■ WHAT YOU SHOULD DO
Locate the word "Szczeblotowo" in the material, then show every line that holds it.

■ Data excerpts
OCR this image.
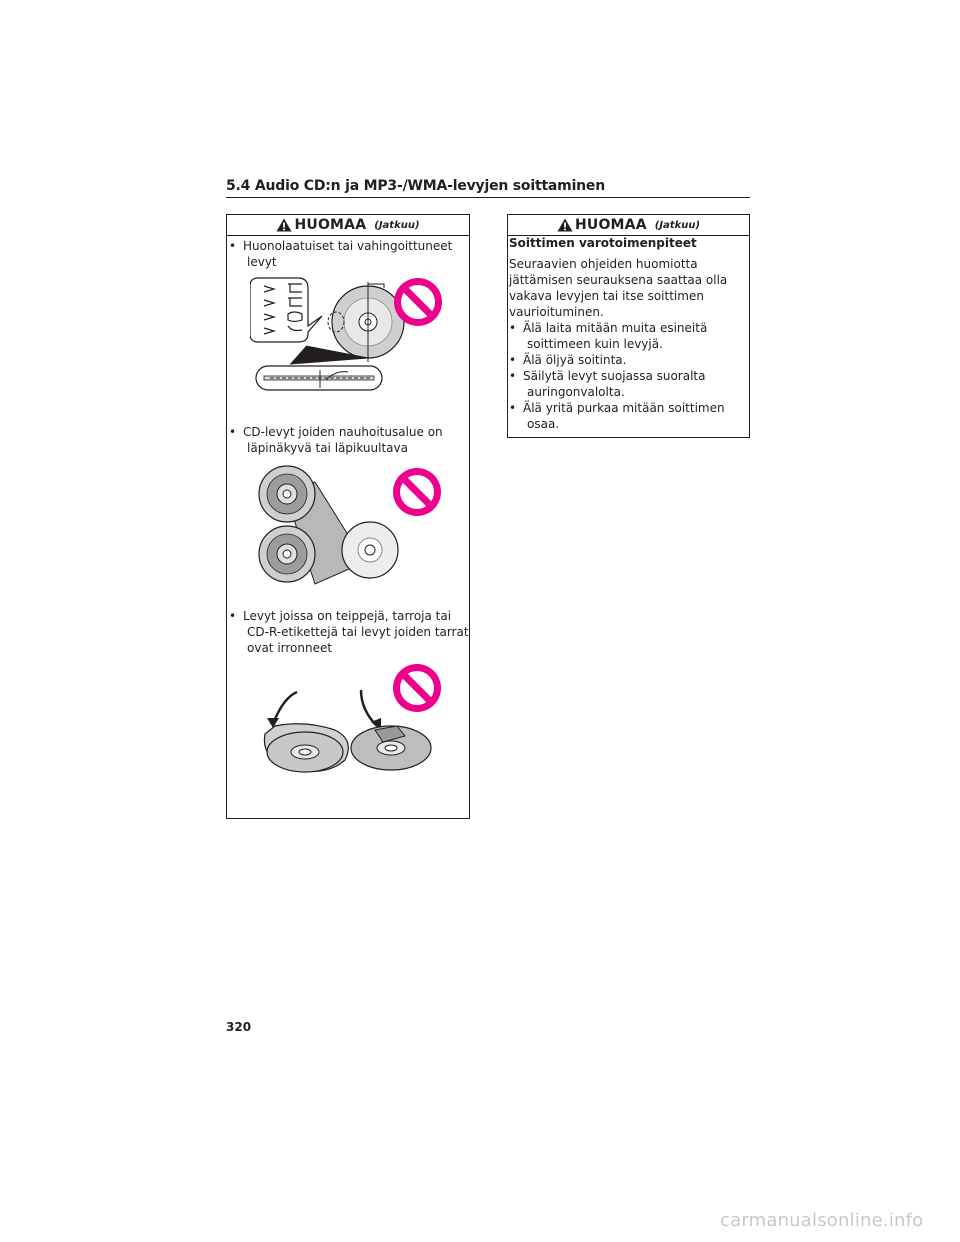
5.4 Audio CD:n ja MP3-/WMA-levyjen soittaminen
HUOMAA (Jatkuu)
• Huonolaatuiset tai vahingoittuneet
levyt
• CD-levyt joiden nauhoitusalue on
läpinäkyvä tai läpikuultava
• Levyt joissa on teippejä, tarroja tai
CD-R-etikettejä tai levyt joiden tarrat
ovat irronneet
HUOMAA (Jatkuu)
Soittimen varotoimenpiteet
Seuraavien ohjeiden huomiotta
jättämisen seurauksena saattaa olla
vakava levyjen tai itse soittimen
vaurioituminen.
• Älä laita mitään muita esineitä
soittimeen kuin levyjä.
• Älä öljyä soitinta.
• Säilytä levyt suojassa suoralta
auringonvalolta.
• Älä yritä purkaa mitään soittimen
osaa.
320
carmanualsonline.info
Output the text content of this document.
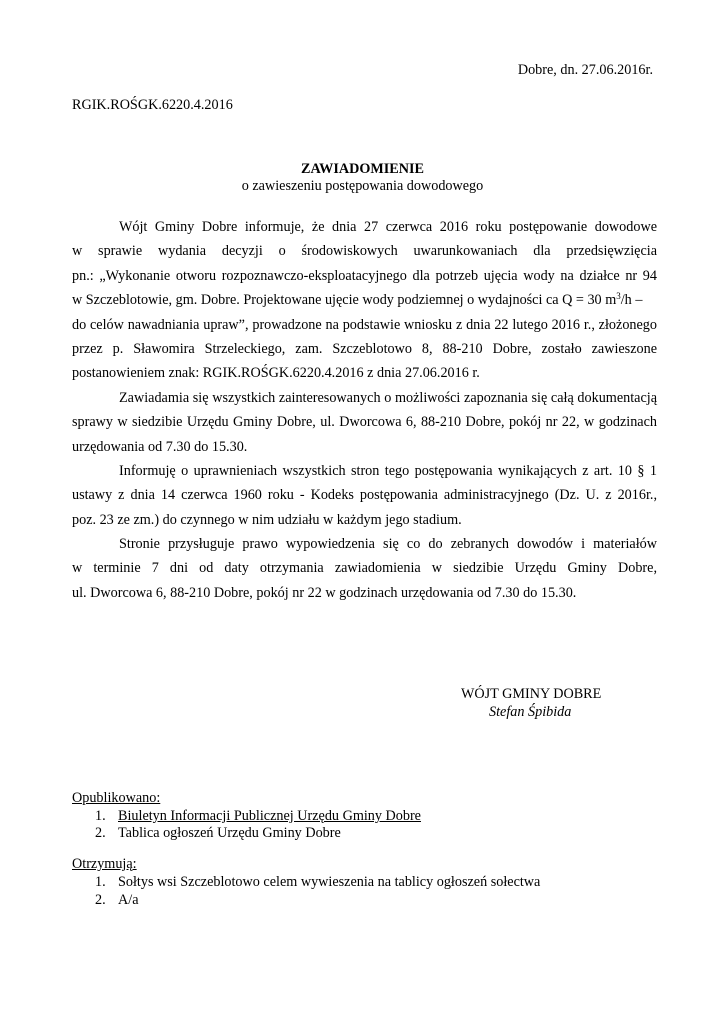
Dobre, dn. 27.06.2016r.
RGIK.ROŚGK.6220.4.2016
ZAWIADOMIENIE
o zawieszeniu postępowania dowodowego
Wójt Gminy Dobre informuje, że dnia 27 czerwca 2016 roku postępowanie dowodowe
w sprawie wydania decyzji o środowiskowych uwarunkowaniach dla przedsięwzięcia
pn.: „Wykonanie otworu rozpoznawczo-eksploatacyjnego dla potrzeb ujęcia wody na działce nr 94
w Szczeblotowie, gm. Dobre. Projektowane ujęcie wody podziemnej o wydajności ca Q = 30 $m^3/h$ –
do celów nawadniania upraw”, prowadzone na podstawie wniosku z dnia 22 lutego 2016 r., złożonego
przez p. Sławomira Strzeleckiego, zam. Szczeblotowo 8, 88-210 Dobre, zostało zawieszone
postanowieniem znak: RGIK.ROŚGK.6220.4.2016 z dnia 27.06.2016 r.
Zawiadamia się wszystkich zainteresowanych o możliwości zapoznania się całą dokumentacją
sprawy w siedzibie Urzędu Gminy Dobre, ul. Dworcowa 6, 88-210 Dobre, pokój nr 22, w godzinach
urzędowania od 7.30 do 15.30.
Informuję o uprawnieniach wszystkich stron tego postępowania wynikających z art. 10 § 1
ustawy z dnia 14 czerwca 1960 roku - Kodeks postępowania administracyjnego (Dz. U. z 2016r.,
poz. 23 ze zm.) do czynnego w nim udziału w każdym jego stadium.
Stronie przysługuje prawo wypowiedzenia się co do zebranych dowodów i materiałów
w terminie 7 dni od daty otrzymania zawiadomienia w siedzibie Urzędu Gminy Dobre,
ul. Dworcowa 6, 88-210 Dobre, pokój nr 22 w godzinach urzędowania od 7.30 do 15.30.
WÓJT GMINY DOBRE
Stefan Śpibida
Opublikowano:
1. Biuletyn Informacji Publicznej Urzędu Gminy Dobre
2. Tablica ogłoszeń Urzędu Gminy Dobre
Otrzymują:
1. Sołtys wsi Szczeblotowo celem wywieszenia na tablicy ogłoszeń sołectwa
2. A/a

■ SOLUTION BELOW
przez p. Sławomira Strzeleckiego, zam. Szczeblotowo 8, 88-210 Dobre, zostało zawieszone
1. Sołtys wsi Szczeblotowo celem wywieszenia na tablicy ogłoszeń sołectwa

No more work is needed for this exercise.